#### Available records:

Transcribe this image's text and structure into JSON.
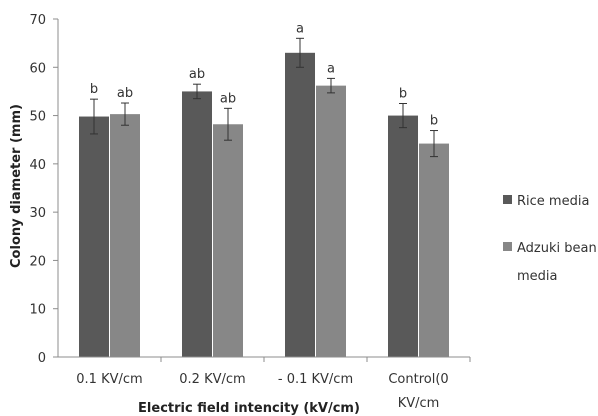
{
  "chart_data": {
    "type": "bar",
    "xlabel": "Electric field intencity (kV/cm)",
    "ylabel": "Colony diameter (mm)",
    "ylim": [
      0,
      70
    ],
    "yticks": [
      0,
      10,
      20,
      30,
      40,
      50,
      60,
      70
    ],
    "grid": false,
    "legend_position": "right",
    "categories": [
      [
        "0.1 KV/cm"
      ],
      [
        "0.2 KV/cm"
      ],
      [
        "- 0.1 KV/cm"
      ],
      [
        "Control(0",
        "KV/cm"
      ]
    ],
    "series": [
      {
        "name": "Rice media",
        "legend_lines": [
          "Rice media"
        ],
        "color": "#595959",
        "values": [
          49.8,
          55.0,
          63.0,
          50.0
        ],
        "errors": [
          3.6,
          1.5,
          3.0,
          2.5
        ],
        "labels": [
          "b",
          "ab",
          "a",
          "b"
        ]
      },
      {
        "name": "Adzuki bean media",
        "legend_lines": [
          "Adzuki bean",
          "media"
        ],
        "color": "#878787",
        "values": [
          50.3,
          48.2,
          56.2,
          44.2
        ],
        "errors": [
          2.3,
          3.3,
          1.5,
          2.7
        ],
        "labels": [
          "ab",
          "ab",
          "a",
          "b"
        ]
      }
    ]
  }
}
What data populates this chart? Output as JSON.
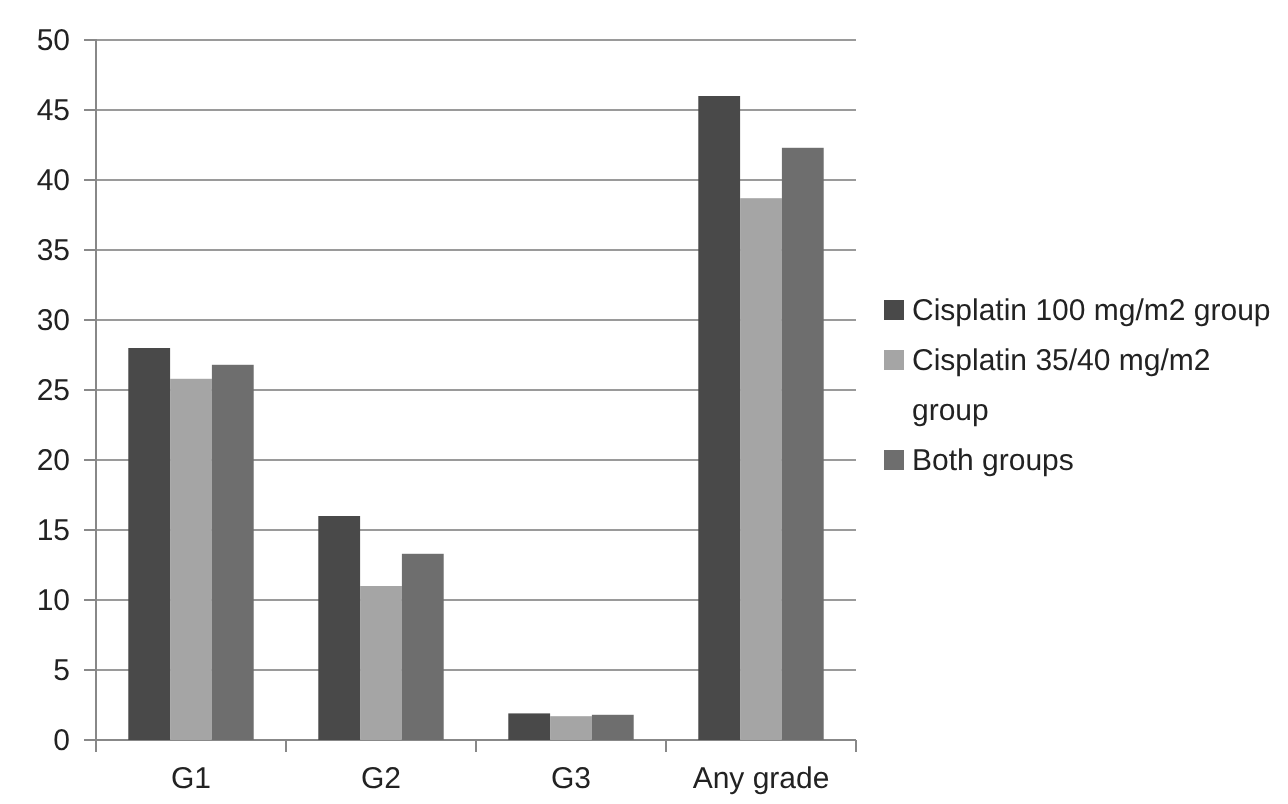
{
  "chart_data": {
    "type": "bar",
    "categories": [
      "G1",
      "G2",
      "G3",
      "Any grade"
    ],
    "series": [
      {
        "name": "Cisplatin 100 mg/m2 group",
        "color": "#494949",
        "values": [
          28,
          16,
          1.9,
          46
        ]
      },
      {
        "name": "Cisplatin 35/40 mg/m2 group",
        "color": "#a5a5a5",
        "values": [
          25.8,
          11,
          1.7,
          38.7
        ]
      },
      {
        "name": "Both groups",
        "color": "#6e6e6e",
        "values": [
          26.8,
          13.3,
          1.8,
          42.3
        ]
      }
    ],
    "ylim": [
      0,
      50
    ],
    "yticks": [
      0,
      5,
      10,
      15,
      20,
      25,
      30,
      35,
      40,
      45,
      50
    ],
    "grid": "y",
    "legend": "right"
  }
}
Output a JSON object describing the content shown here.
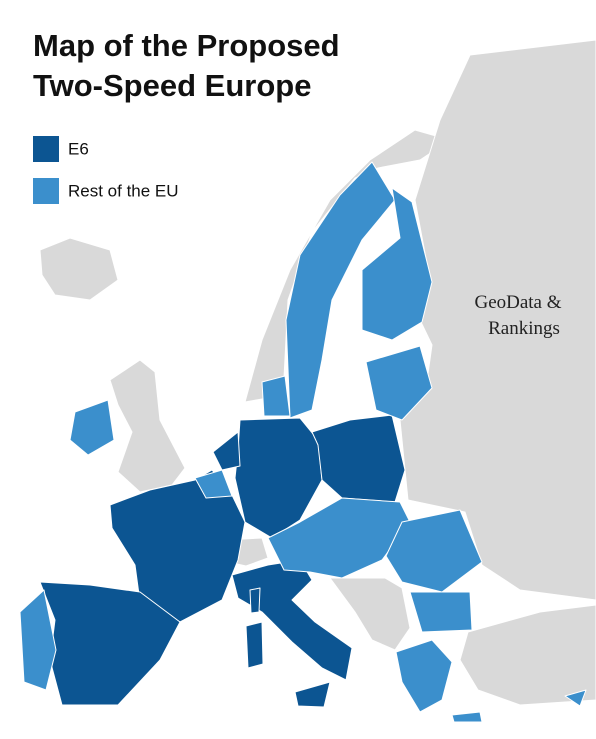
{
  "title_lines": [
    "Map of the Proposed",
    "Two-Speed Europe"
  ],
  "legend": [
    {
      "label": "E6",
      "color": "#0c5592"
    },
    {
      "label": "Rest of the EU",
      "color": "#3b8fcc"
    }
  ],
  "watermark_lines": [
    "GeoData &",
    "Rankings"
  ]
}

#### What the task requires:
Skip the pictures; extract only the lines from the line with "Output a JSON" through the final line of the material, exactly as they appear.

#### Result of this exercise:
Output a JSON object describing the content shown here.
{
  "title_lines": [
    "Map of the Proposed",
    "Two-Speed Europe"
  ],
  "legend": [
    {
      "label": "E6",
      "color": "#0c5592"
    },
    {
      "label": "Rest of the EU",
      "color": "#3b8fcc"
    }
  ],
  "watermark_lines": [
    "GeoData &",
    "Rankings"
  ]
}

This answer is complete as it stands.